**Instructions to follow**
Write out each line exactly as given. Leave the pictures out of your copy.

Stored items:
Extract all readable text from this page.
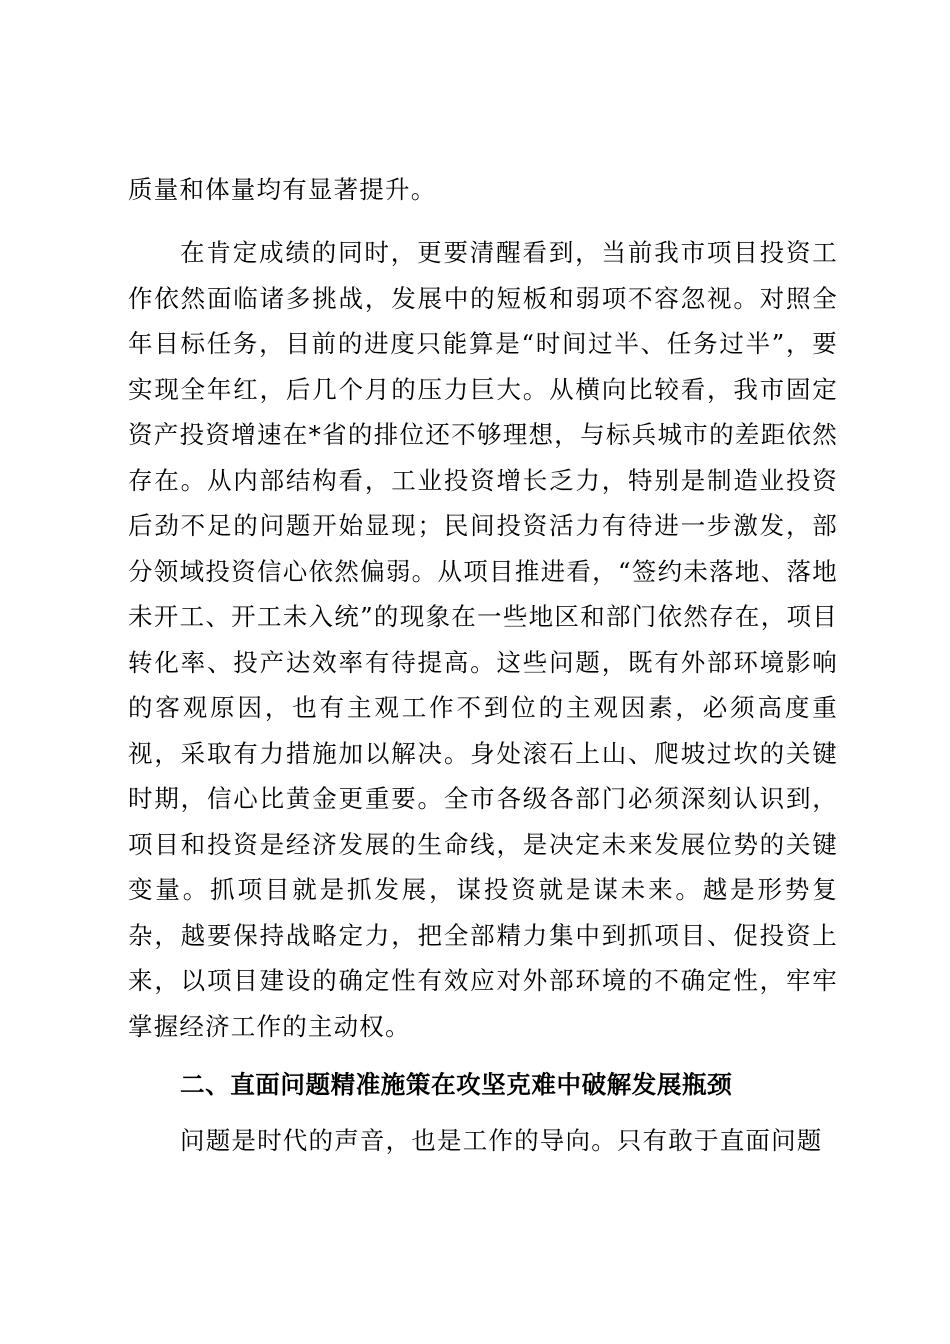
质量和体量均有显著提升。

在肯定成绩的同时，更要清醒看到，当前我市项目投资工作依然面临诸多挑战，发展中的短板和弱项不容忽视。对照全年目标任务，目前的进度只能算是“时间过半、任务过半”，要实现全年红，后几个月的压力巨大。从横向比较看，我市固定资产投资增速在*省的排位还不够理想，与标兵城市的差距依然存在。从内部结构看，工业投资增长乏力，特别是制造业投资后劲不足的问题开始显现；民间投资活力有待进一步激发，部分领域投资信心依然偏弱。从项目推进看，“签约未落地、落地未开工、开工未入统”的现象在一些地区和部门依然存在，项目转化率、投产达效率有待提高。这些问题，既有外部环境影响的客观原因，也有主观工作不到位的主观因素，必须高度重视，采取有力措施加以解决。身处滚石上山、爬坡过坎的关键时期，信心比黄金更重要。全市各级各部门必须深刻认识到，项目和投资是经济发展的生命线，是决定未来发展位势的关键变量。抓项目就是抓发展，谋投资就是谋未来。越是形势复杂，越要保持战略定力，把全部精力集中到抓项目、促投资上来，以项目建设的确定性有效应对外部环境的不确定性，牢牢掌握经济工作的主动权。

二、直面问题精准施策在攻坚克难中破解发展瓶颈

问题是时代的声音，也是工作的导向。只有敢于直面问题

**Full response**
Extract all readable text from this page.
质量和体量均有显著提升。

在肯定成绩的同时，更要清醒看到，当前我市项目投资工作依然面临诸多挑战，发展中的短板和弱项不容忽视。对照全年目标任务，目前的进度只能算是“时间过半、任务过半”，要实现全年红，后几个月的压力巨大。从横向比较看，我市固定资产投资增速在*省的排位还不够理想，与标兵城市的差距依然存在。从内部结构看，工业投资增长乏力，特别是制造业投资后劲不足的问题开始显现；民间投资活力有待进一步激发，部分领域投资信心依然偏弱。从项目推进看，“签约未落地、落地未开工、开工未入统”的现象在一些地区和部门依然存在，项目转化率、投产达效率有待提高。这些问题，既有外部环境影响的客观原因，也有主观工作不到位的主观因素，必须高度重视，采取有力措施加以解决。身处滚石上山、爬坡过坎的关键时期，信心比黄金更重要。全市各级各部门必须深刻认识到，项目和投资是经济发展的生命线，是决定未来发展位势的关键变量。抓项目就是抓发展，谋投资就是谋未来。越是形势复杂，越要保持战略定力，把全部精力集中到抓项目、促投资上来，以项目建设的确定性有效应对外部环境的不确定性，牢牢掌握经济工作的主动权。

二、直面问题精准施策在攻坚克难中破解发展瓶颈

问题是时代的声音，也是工作的导向。只有敢于直面问题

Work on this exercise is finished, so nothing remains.